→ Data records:
[start]

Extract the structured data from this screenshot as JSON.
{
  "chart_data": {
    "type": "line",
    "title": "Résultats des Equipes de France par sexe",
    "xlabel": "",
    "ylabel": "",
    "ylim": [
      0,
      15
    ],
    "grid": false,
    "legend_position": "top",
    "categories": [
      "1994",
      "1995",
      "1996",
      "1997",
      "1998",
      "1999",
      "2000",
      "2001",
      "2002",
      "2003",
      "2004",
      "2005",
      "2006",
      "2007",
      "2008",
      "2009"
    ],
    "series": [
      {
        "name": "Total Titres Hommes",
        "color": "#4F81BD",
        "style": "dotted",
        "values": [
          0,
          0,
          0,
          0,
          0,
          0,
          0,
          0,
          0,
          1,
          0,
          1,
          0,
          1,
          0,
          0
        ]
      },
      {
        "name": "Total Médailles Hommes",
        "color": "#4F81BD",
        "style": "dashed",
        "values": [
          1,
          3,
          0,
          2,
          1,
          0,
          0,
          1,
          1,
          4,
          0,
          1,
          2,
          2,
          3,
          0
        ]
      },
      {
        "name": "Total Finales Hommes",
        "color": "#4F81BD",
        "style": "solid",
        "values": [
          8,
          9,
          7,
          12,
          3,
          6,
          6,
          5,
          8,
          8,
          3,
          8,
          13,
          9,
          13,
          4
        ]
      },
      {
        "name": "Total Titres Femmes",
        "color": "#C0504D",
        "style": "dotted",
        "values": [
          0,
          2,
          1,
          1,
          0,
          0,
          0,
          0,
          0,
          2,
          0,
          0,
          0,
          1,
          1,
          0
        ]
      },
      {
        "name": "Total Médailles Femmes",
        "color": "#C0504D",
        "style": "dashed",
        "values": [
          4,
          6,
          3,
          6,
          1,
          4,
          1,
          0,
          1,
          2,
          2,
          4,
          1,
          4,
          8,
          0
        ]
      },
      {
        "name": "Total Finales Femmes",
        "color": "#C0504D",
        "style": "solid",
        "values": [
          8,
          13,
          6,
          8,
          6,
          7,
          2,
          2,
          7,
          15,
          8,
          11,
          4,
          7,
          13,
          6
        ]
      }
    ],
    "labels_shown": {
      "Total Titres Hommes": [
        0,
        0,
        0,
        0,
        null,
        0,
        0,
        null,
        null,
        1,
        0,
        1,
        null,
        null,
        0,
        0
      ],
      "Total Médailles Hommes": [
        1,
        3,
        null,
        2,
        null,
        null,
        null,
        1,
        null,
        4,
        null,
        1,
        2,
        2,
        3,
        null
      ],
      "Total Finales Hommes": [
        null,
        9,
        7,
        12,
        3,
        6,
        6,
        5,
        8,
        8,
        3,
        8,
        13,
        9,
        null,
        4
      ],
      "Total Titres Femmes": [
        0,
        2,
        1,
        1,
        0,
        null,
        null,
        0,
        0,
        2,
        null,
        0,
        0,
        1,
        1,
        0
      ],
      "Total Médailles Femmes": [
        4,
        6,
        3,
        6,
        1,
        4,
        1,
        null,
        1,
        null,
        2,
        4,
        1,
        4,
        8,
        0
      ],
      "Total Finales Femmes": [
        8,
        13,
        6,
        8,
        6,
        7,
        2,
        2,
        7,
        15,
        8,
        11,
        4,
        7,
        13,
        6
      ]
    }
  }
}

[end]

→ Requirement: Reply with the number of lines in the preceding entries that contain "Femmes", and no other words.

→ Result for this task: 6